Problem to solve → Are you able to retype all the records below exactly?

Dataset records
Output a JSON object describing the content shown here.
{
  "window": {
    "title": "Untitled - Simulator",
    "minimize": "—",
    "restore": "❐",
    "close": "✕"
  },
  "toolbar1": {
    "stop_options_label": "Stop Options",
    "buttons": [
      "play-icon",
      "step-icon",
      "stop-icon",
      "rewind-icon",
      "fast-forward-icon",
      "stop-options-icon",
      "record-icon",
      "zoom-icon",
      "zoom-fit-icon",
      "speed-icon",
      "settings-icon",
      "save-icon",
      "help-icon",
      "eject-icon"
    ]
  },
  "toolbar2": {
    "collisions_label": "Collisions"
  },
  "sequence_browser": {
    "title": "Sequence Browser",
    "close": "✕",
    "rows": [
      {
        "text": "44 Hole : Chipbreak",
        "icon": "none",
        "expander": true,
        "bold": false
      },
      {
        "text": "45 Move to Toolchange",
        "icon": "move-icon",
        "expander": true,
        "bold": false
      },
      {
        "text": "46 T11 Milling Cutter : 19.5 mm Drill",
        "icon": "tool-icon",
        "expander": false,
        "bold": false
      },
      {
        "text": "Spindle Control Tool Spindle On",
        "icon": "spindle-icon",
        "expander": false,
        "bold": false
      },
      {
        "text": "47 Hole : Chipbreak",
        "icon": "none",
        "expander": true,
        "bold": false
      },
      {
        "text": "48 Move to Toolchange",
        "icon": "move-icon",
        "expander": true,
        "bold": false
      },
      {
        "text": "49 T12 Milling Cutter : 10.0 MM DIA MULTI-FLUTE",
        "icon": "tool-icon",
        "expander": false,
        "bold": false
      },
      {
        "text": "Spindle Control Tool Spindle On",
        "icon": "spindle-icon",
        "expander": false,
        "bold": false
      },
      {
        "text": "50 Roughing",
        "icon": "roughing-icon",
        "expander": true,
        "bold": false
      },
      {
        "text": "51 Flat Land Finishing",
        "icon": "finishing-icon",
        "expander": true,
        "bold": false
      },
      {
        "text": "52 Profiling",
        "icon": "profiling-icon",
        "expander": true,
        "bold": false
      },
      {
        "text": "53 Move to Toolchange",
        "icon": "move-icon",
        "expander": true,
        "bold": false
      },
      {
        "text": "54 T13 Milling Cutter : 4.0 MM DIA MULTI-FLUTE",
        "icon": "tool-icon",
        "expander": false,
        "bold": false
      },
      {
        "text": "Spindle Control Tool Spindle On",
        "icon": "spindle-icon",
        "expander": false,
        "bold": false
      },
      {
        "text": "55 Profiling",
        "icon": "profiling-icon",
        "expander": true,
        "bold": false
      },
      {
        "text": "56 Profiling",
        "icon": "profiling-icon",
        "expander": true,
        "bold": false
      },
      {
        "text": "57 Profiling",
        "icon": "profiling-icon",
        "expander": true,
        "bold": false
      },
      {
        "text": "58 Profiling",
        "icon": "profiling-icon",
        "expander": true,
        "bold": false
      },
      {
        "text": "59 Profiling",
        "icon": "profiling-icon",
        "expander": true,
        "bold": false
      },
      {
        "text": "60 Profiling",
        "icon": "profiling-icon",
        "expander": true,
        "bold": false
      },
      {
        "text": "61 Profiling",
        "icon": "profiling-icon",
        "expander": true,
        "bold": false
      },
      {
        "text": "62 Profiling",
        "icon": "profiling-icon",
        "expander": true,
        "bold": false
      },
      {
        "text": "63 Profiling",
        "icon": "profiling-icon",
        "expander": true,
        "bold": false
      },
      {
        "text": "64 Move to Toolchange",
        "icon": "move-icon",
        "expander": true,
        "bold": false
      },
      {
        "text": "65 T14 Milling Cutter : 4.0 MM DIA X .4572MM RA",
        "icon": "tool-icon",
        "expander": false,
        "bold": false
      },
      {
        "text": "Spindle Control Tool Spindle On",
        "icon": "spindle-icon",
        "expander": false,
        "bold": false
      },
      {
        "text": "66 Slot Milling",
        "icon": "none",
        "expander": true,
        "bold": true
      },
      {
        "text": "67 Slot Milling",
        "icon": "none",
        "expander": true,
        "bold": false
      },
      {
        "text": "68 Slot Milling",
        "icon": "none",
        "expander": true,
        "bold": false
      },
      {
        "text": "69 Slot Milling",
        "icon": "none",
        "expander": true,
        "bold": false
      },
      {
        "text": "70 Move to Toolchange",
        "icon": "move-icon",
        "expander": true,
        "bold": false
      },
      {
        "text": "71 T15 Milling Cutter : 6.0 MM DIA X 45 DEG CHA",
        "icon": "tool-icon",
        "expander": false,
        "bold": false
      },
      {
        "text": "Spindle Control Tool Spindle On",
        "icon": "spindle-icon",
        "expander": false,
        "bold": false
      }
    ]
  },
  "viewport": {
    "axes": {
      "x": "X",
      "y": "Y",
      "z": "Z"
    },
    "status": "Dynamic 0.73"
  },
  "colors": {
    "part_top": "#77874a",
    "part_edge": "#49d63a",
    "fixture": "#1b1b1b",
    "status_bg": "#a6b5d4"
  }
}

Response to the task →
Output a JSON object describing the content shown here.
{
  "window": {
    "title": "Untitled - Simulator",
    "minimize": "—",
    "restore": "❐",
    "close": "✕"
  },
  "toolbar1": {
    "stop_options_label": "Stop Options",
    "buttons": [
      "play-icon",
      "step-icon",
      "stop-icon",
      "rewind-icon",
      "fast-forward-icon",
      "stop-options-icon",
      "record-icon",
      "zoom-icon",
      "zoom-fit-icon",
      "speed-icon",
      "settings-icon",
      "save-icon",
      "help-icon",
      "eject-icon"
    ]
  },
  "toolbar2": {
    "collisions_label": "Collisions"
  },
  "sequence_browser": {
    "title": "Sequence Browser",
    "close": "✕",
    "rows": [
      {
        "text": "44 Hole : Chipbreak",
        "icon": "none",
        "expander": true,
        "bold": false
      },
      {
        "text": "45 Move to Toolchange",
        "icon": "move-icon",
        "expander": true,
        "bold": false
      },
      {
        "text": "46 T11 Milling Cutter : 19.5 mm Drill",
        "icon": "tool-icon",
        "expander": false,
        "bold": false
      },
      {
        "text": "Spindle Control Tool Spindle On",
        "icon": "spindle-icon",
        "expander": false,
        "bold": false
      },
      {
        "text": "47 Hole : Chipbreak",
        "icon": "none",
        "expander": true,
        "bold": false
      },
      {
        "text": "48 Move to Toolchange",
        "icon": "move-icon",
        "expander": true,
        "bold": false
      },
      {
        "text": "49 T12 Milling Cutter : 10.0 MM DIA MULTI-FLUTE",
        "icon": "tool-icon",
        "expander": false,
        "bold": false
      },
      {
        "text": "Spindle Control Tool Spindle On",
        "icon": "spindle-icon",
        "expander": false,
        "bold": false
      },
      {
        "text": "50 Roughing",
        "icon": "roughing-icon",
        "expander": true,
        "bold": false
      },
      {
        "text": "51 Flat Land Finishing",
        "icon": "finishing-icon",
        "expander": true,
        "bold": false
      },
      {
        "text": "52 Profiling",
        "icon": "profiling-icon",
        "expander": true,
        "bold": false
      },
      {
        "text": "53 Move to Toolchange",
        "icon": "move-icon",
        "expander": true,
        "bold": false
      },
      {
        "text": "54 T13 Milling Cutter : 4.0 MM DIA MULTI-FLUTE",
        "icon": "tool-icon",
        "expander": false,
        "bold": false
      },
      {
        "text": "Spindle Control Tool Spindle On",
        "icon": "spindle-icon",
        "expander": false,
        "bold": false
      },
      {
        "text": "55 Profiling",
        "icon": "profiling-icon",
        "expander": true,
        "bold": false
      },
      {
        "text": "56 Profiling",
        "icon": "profiling-icon",
        "expander": true,
        "bold": false
      },
      {
        "text": "57 Profiling",
        "icon": "profiling-icon",
        "expander": true,
        "bold": false
      },
      {
        "text": "58 Profiling",
        "icon": "profiling-icon",
        "expander": true,
        "bold": false
      },
      {
        "text": "59 Profiling",
        "icon": "profiling-icon",
        "expander": true,
        "bold": false
      },
      {
        "text": "60 Profiling",
        "icon": "profiling-icon",
        "expander": true,
        "bold": false
      },
      {
        "text": "61 Profiling",
        "icon": "profiling-icon",
        "expander": true,
        "bold": false
      },
      {
        "text": "62 Profiling",
        "icon": "profiling-icon",
        "expander": true,
        "bold": false
      },
      {
        "text": "63 Profiling",
        "icon": "profiling-icon",
        "expander": true,
        "bold": false
      },
      {
        "text": "64 Move to Toolchange",
        "icon": "move-icon",
        "expander": true,
        "bold": false
      },
      {
        "text": "65 T14 Milling Cutter : 4.0 MM DIA X .4572MM RA",
        "icon": "tool-icon",
        "expander": false,
        "bold": false
      },
      {
        "text": "Spindle Control Tool Spindle On",
        "icon": "spindle-icon",
        "expander": false,
        "bold": false
      },
      {
        "text": "66 Slot Milling",
        "icon": "none",
        "expander": true,
        "bold": true
      },
      {
        "text": "67 Slot Milling",
        "icon": "none",
        "expander": true,
        "bold": false
      },
      {
        "text": "68 Slot Milling",
        "icon": "none",
        "expander": true,
        "bold": false
      },
      {
        "text": "69 Slot Milling",
        "icon": "none",
        "expander": true,
        "bold": false
      },
      {
        "text": "70 Move to Toolchange",
        "icon": "move-icon",
        "expander": true,
        "bold": false
      },
      {
        "text": "71 T15 Milling Cutter : 6.0 MM DIA X 45 DEG CHA",
        "icon": "tool-icon",
        "expander": false,
        "bold": false
      },
      {
        "text": "Spindle Control Tool Spindle On",
        "icon": "spindle-icon",
        "expander": false,
        "bold": false
      }
    ]
  },
  "viewport": {
    "axes": {
      "x": "X",
      "y": "Y",
      "z": "Z"
    },
    "status": "Dynamic 0.73"
  },
  "colors": {
    "part_top": "#77874a",
    "part_edge": "#49d63a",
    "fixture": "#1b1b1b",
    "status_bg": "#a6b5d4"
  }
}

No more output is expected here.